## OBJECTIVE
Examine the material below and count the lines that hold the word "screenshot". Report only the number.

## MATERIAL TO PROCESS
——
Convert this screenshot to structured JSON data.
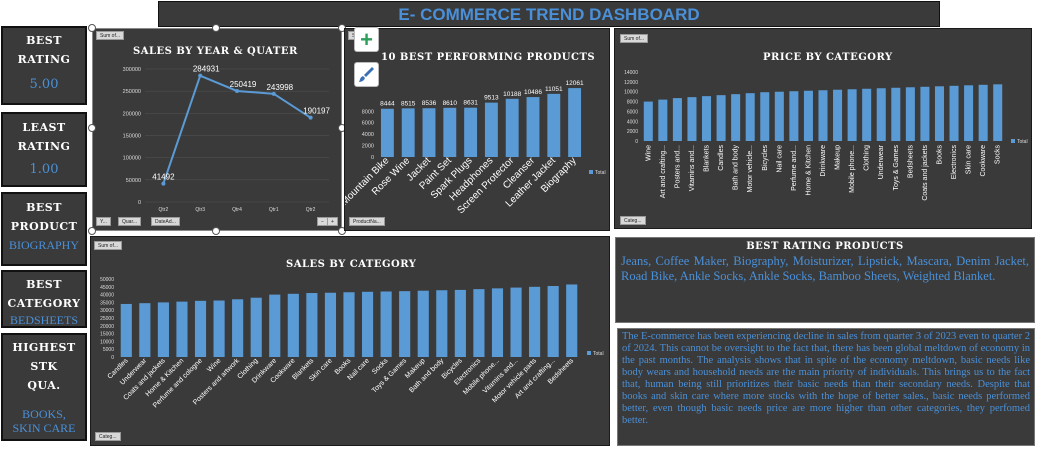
——
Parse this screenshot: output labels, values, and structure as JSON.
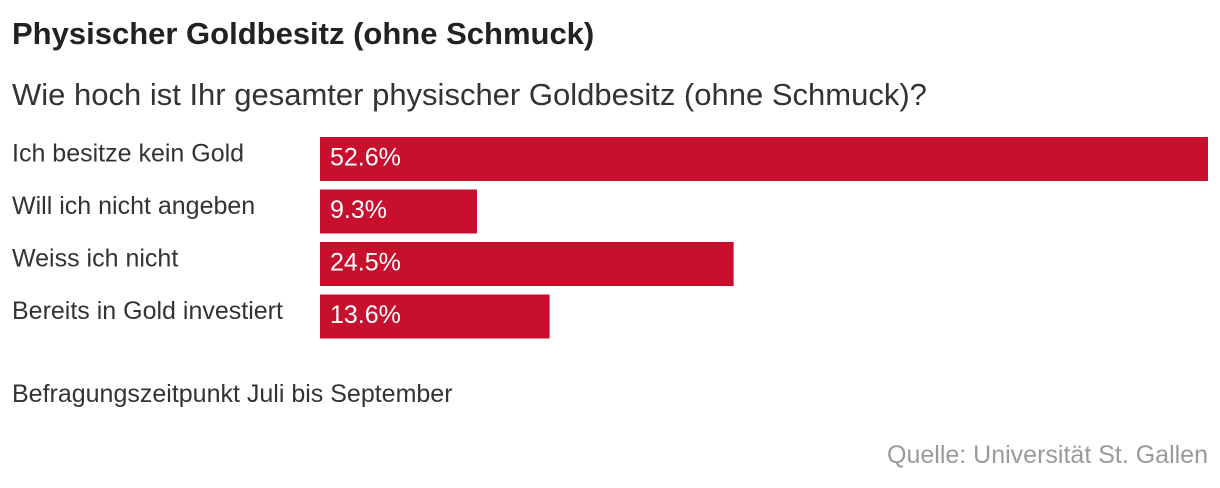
——
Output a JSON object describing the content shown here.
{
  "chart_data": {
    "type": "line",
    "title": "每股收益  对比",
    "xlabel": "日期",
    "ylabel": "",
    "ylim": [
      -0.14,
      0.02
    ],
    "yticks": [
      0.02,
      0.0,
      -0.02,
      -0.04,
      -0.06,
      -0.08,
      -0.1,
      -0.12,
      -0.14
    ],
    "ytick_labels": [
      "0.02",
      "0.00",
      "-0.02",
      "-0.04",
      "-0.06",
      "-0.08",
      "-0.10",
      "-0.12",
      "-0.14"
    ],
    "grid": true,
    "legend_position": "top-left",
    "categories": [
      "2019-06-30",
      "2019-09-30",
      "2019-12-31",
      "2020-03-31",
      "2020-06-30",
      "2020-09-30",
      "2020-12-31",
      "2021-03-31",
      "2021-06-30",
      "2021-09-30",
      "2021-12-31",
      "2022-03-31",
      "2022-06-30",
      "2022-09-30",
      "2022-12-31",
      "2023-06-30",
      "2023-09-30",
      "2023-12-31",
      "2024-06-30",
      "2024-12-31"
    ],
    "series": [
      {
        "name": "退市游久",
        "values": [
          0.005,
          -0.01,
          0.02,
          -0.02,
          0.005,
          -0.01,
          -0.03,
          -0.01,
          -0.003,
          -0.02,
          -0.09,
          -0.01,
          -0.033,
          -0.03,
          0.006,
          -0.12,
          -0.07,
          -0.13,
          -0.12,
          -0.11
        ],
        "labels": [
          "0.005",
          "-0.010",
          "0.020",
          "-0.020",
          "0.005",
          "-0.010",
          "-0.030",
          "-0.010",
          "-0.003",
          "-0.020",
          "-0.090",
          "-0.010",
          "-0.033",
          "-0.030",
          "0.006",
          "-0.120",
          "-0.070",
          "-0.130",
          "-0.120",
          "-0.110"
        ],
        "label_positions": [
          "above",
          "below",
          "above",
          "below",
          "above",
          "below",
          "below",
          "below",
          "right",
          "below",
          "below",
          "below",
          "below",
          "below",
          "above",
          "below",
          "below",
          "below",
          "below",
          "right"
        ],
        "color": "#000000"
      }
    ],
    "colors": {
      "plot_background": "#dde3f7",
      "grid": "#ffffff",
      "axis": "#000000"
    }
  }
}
——
## TASK OUTPUT
2